* Objective
In the vector operations post below, how is a direction represented?

* Provided passage
Wow, that sounds hard! But hopefully I can show you a few simple primitives that make it easy to solve this problem without any trig at all! This problem can be solved using a combination of just a few simple vector operations. If you’re in a hurry, you can skip to the solution.

## Vector Basics

Below is a list of some of the basic vector operations, just to make sure you are aware of them. (These work in any number of dimensions.)

In this post, I’m going to show you how to use some higher-level operations (built from these basic ones) to solve the above problem in a much more elegant way.

And there will be links to code! That you are free to just copy and paste!

## A Higher-Level API

We’re going to limit ourselves to just 2 dimensions for the problem at hand, but these operations generalize to N-dimensions.

#### Vector Representations:

• Position (x, y coordinates)
• Direction (a vector of length 1, a unit vector)

* Supplied information
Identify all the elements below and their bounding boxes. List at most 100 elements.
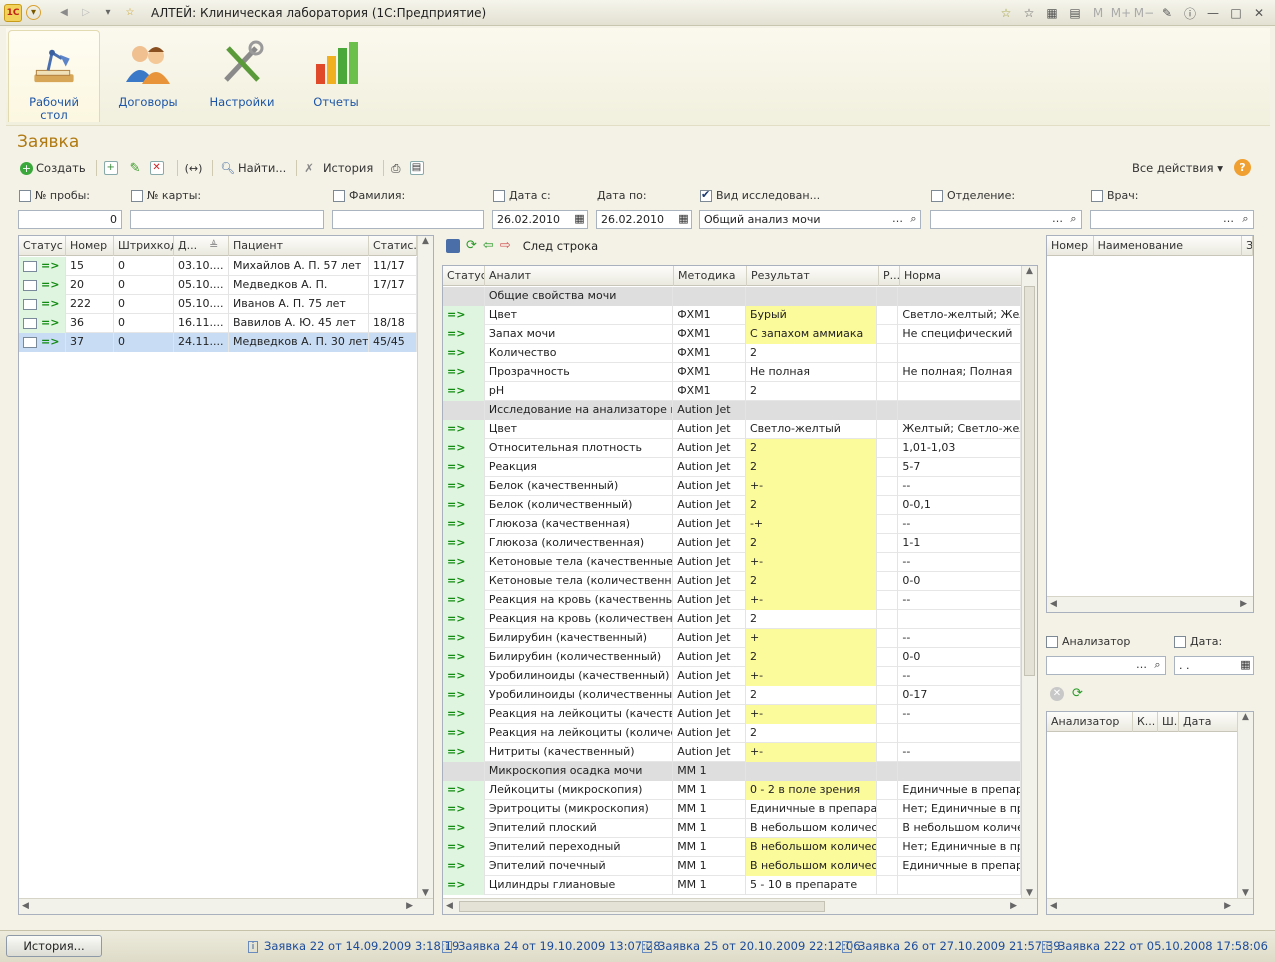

* The solution
As a vector of length 1, a unit vector.